→ What to produce: Print each line of the listing once more, precisely as given.

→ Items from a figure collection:
####
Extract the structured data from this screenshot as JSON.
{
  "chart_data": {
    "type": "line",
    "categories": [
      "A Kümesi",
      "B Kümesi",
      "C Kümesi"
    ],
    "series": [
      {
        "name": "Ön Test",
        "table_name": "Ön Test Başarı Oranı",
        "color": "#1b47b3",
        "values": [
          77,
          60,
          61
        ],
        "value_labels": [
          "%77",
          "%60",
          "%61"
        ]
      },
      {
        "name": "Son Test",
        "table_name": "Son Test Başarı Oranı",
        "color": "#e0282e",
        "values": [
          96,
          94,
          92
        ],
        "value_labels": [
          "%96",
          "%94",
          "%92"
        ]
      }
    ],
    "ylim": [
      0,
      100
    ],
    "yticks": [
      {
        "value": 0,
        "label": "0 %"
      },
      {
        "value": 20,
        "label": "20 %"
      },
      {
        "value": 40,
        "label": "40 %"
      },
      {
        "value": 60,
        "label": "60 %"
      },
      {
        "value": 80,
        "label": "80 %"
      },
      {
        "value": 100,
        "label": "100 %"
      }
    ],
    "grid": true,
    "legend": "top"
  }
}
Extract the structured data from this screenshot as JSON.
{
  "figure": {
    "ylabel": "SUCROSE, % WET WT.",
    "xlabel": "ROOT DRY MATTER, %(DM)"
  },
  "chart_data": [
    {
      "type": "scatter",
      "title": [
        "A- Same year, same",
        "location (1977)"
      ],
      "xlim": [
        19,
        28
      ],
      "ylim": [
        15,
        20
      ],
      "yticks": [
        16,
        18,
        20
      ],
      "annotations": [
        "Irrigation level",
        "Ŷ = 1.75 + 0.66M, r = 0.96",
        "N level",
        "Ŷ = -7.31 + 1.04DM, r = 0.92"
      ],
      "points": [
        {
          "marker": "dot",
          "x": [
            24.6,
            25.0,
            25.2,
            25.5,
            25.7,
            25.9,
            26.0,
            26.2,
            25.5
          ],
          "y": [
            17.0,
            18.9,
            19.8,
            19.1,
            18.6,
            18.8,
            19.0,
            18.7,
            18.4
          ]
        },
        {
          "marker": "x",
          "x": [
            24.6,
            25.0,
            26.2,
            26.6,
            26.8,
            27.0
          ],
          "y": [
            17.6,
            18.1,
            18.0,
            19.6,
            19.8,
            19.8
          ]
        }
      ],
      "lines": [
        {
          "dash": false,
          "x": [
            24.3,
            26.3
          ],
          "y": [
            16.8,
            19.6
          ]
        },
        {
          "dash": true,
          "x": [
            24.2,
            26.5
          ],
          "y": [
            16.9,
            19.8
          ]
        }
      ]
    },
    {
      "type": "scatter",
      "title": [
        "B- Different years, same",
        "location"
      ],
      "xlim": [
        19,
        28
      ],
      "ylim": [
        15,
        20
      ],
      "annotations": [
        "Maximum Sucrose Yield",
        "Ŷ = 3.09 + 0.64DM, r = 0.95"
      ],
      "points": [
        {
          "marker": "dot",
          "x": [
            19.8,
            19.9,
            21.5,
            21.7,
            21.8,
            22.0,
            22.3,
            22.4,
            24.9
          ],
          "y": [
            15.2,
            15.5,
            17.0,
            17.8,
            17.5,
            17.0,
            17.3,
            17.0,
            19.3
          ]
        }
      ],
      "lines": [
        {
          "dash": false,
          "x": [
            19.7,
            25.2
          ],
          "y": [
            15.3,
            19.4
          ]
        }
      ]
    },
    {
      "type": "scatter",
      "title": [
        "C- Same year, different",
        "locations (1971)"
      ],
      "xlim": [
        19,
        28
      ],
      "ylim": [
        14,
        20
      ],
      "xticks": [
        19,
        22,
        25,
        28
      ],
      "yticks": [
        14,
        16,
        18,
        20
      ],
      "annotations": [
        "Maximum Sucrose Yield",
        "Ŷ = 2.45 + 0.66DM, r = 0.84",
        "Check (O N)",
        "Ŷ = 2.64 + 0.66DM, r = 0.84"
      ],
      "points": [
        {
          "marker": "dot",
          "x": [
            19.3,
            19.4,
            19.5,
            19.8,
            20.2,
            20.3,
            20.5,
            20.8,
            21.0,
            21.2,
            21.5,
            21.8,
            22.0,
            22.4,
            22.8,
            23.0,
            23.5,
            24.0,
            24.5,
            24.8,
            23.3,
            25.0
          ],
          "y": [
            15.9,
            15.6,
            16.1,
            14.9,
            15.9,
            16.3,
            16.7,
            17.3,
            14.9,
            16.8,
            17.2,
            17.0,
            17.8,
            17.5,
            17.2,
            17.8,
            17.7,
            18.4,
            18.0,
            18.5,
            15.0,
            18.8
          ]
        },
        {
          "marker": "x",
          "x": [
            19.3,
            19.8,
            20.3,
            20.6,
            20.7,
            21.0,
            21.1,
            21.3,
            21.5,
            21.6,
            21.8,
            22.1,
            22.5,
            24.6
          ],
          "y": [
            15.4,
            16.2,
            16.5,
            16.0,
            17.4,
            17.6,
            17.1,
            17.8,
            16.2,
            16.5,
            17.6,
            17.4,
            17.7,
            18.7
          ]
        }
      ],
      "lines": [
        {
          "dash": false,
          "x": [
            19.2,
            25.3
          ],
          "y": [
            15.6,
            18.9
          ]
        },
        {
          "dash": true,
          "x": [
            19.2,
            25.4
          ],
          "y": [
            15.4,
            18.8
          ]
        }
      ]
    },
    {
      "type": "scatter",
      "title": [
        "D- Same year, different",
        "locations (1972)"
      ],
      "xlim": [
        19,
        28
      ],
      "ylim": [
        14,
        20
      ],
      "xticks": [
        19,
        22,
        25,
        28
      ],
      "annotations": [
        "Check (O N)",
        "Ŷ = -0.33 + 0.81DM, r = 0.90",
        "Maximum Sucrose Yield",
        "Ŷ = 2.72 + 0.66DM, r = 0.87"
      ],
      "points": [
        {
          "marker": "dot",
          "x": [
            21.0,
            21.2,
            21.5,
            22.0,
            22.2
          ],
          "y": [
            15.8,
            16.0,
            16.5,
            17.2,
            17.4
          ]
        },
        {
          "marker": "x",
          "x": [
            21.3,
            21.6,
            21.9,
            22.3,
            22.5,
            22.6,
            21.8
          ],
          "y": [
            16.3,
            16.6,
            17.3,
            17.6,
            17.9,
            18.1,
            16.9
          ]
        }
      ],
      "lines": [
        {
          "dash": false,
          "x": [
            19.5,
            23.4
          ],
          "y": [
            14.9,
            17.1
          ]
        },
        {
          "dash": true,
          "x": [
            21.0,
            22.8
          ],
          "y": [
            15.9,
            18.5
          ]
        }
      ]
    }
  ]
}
####
→ Answer to this problem:
Extract the structured data from this screenshot as JSON.
{
  "chart_data": {
    "type": "line",
    "categories": [
      "A Kümesi",
      "B Kümesi",
      "C Kümesi"
    ],
    "series": [
      {
        "name": "Ön Test",
        "table_name": "Ön Test Başarı Oranı",
        "color": "#1b47b3",
        "values": [
          77,
          60,
          61
        ],
        "value_labels": [
          "%77",
          "%60",
          "%61"
        ]
      },
      {
        "name": "Son Test",
        "table_name": "Son Test Başarı Oranı",
        "color": "#e0282e",
        "values": [
          96,
          94,
          92
        ],
        "value_labels": [
          "%96",
          "%94",
          "%92"
        ]
      }
    ],
    "ylim": [
      0,
      100
    ],
    "yticks": [
      {
        "value": 0,
        "label": "0 %"
      },
      {
        "value": 20,
        "label": "20 %"
      },
      {
        "value": 40,
        "label": "40 %"
      },
      {
        "value": 60,
        "label": "60 %"
      },
      {
        "value": 80,
        "label": "80 %"
      },
      {
        "value": 100,
        "label": "100 %"
      }
    ],
    "grid": true,
    "legend": "top"
  }
}
Extract the structured data from this screenshot as JSON.
{
  "figure": {
    "ylabel": "SUCROSE, % WET WT.",
    "xlabel": "ROOT DRY MATTER, %(DM)"
  },
  "chart_data": [
    {
      "type": "scatter",
      "title": [
        "A- Same year, same",
        "location (1977)"
      ],
      "xlim": [
        19,
        28
      ],
      "ylim": [
        15,
        20
      ],
      "yticks": [
        16,
        18,
        20
      ],
      "annotations": [
        "Irrigation level",
        "Ŷ = 1.75 + 0.66M, r = 0.96",
        "N level",
        "Ŷ = -7.31 + 1.04DM, r = 0.92"
      ],
      "points": [
        {
          "marker": "dot",
          "x": [
            24.6,
            25.0,
            25.2,
            25.5,
            25.7,
            25.9,
            26.0,
            26.2,
            25.5
          ],
          "y": [
            17.0,
            18.9,
            19.8,
            19.1,
            18.6,
            18.8,
            19.0,
            18.7,
            18.4
          ]
        },
        {
          "marker": "x",
          "x": [
            24.6,
            25.0,
            26.2,
            26.6,
            26.8,
            27.0
          ],
          "y": [
            17.6,
            18.1,
            18.0,
            19.6,
            19.8,
            19.8
          ]
        }
      ],
      "lines": [
        {
          "dash": false,
          "x": [
            24.3,
            26.3
          ],
          "y": [
            16.8,
            19.6
          ]
        },
        {
          "dash": true,
          "x": [
            24.2,
            26.5
          ],
          "y": [
            16.9,
            19.8
          ]
        }
      ]
    },
    {
      "type": "scatter",
      "title": [
        "B- Different years, same",
        "location"
      ],
      "xlim": [
        19,
        28
      ],
      "ylim": [
        15,
        20
      ],
      "annotations": [
        "Maximum Sucrose Yield",
        "Ŷ = 3.09 + 0.64DM, r = 0.95"
      ],
      "points": [
        {
          "marker": "dot",
          "x": [
            19.8,
            19.9,
            21.5,
            21.7,
            21.8,
            22.0,
            22.3,
            22.4,
            24.9
          ],
          "y": [
            15.2,
            15.5,
            17.0,
            17.8,
            17.5,
            17.0,
            17.3,
            17.0,
            19.3
          ]
        }
      ],
      "lines": [
        {
          "dash": false,
          "x": [
            19.7,
            25.2
          ],
          "y": [
            15.3,
            19.4
          ]
        }
      ]
    },
    {
      "type": "scatter",
      "title": [
        "C- Same year, different",
        "locations (1971)"
      ],
      "xlim": [
        19,
        28
      ],
      "ylim": [
        14,
        20
      ],
      "xticks": [
        19,
        22,
        25,
        28
      ],
      "yticks": [
        14,
        16,
        18,
        20
      ],
      "annotations": [
        "Maximum Sucrose Yield",
        "Ŷ = 2.45 + 0.66DM, r = 0.84",
        "Check (O N)",
        "Ŷ = 2.64 + 0.66DM, r = 0.84"
      ],
      "points": [
        {
          "marker": "dot",
          "x": [
            19.3,
            19.4,
            19.5,
            19.8,
            20.2,
            20.3,
            20.5,
            20.8,
            21.0,
            21.2,
            21.5,
            21.8,
            22.0,
            22.4,
            22.8,
            23.0,
            23.5,
            24.0,
            24.5,
            24.8,
            23.3,
            25.0
          ],
          "y": [
            15.9,
            15.6,
            16.1,
            14.9,
            15.9,
            16.3,
            16.7,
            17.3,
            14.9,
            16.8,
            17.2,
            17.0,
            17.8,
            17.5,
            17.2,
            17.8,
            17.7,
            18.4,
            18.0,
            18.5,
            15.0,
            18.8
          ]
        },
        {
          "marker": "x",
          "x": [
            19.3,
            19.8,
            20.3,
            20.6,
            20.7,
            21.0,
            21.1,
            21.3,
            21.5,
            21.6,
            21.8,
            22.1,
            22.5,
            24.6
          ],
          "y": [
            15.4,
            16.2,
            16.5,
            16.0,
            17.4,
            17.6,
            17.1,
            17.8,
            16.2,
            16.5,
            17.6,
            17.4,
            17.7,
            18.7
          ]
        }
      ],
      "lines": [
        {
          "dash": false,
          "x": [
            19.2,
            25.3
          ],
          "y": [
            15.6,
            18.9
          ]
        },
        {
          "dash": true,
          "x": [
            19.2,
            25.4
          ],
          "y": [
            15.4,
            18.8
          ]
        }
      ]
    },
    {
      "type": "scatter",
      "title": [
        "D- Same year, different",
        "locations (1972)"
      ],
      "xlim": [
        19,
        28
      ],
      "ylim": [
        14,
        20
      ],
      "xticks": [
        19,
        22,
        25,
        28
      ],
      "annotations": [
        "Check (O N)",
        "Ŷ = -0.33 + 0.81DM, r = 0.90",
        "Maximum Sucrose Yield",
        "Ŷ = 2.72 + 0.66DM, r = 0.87"
      ],
      "points": [
        {
          "marker": "dot",
          "x": [
            21.0,
            21.2,
            21.5,
            22.0,
            22.2
          ],
          "y": [
            15.8,
            16.0,
            16.5,
            17.2,
            17.4
          ]
        },
        {
          "marker": "x",
          "x": [
            21.3,
            21.6,
            21.9,
            22.3,
            22.5,
            22.6,
            21.8
          ],
          "y": [
            16.3,
            16.6,
            17.3,
            17.6,
            17.9,
            18.1,
            16.9
          ]
        }
      ],
      "lines": [
        {
          "dash": false,
          "x": [
            19.5,
            23.4
          ],
          "y": [
            14.9,
            17.1
          ]
        },
        {
          "dash": true,
          "x": [
            21.0,
            22.8
          ],
          "y": [
            15.9,
            18.5
          ]
        }
      ]
    }
  ]
}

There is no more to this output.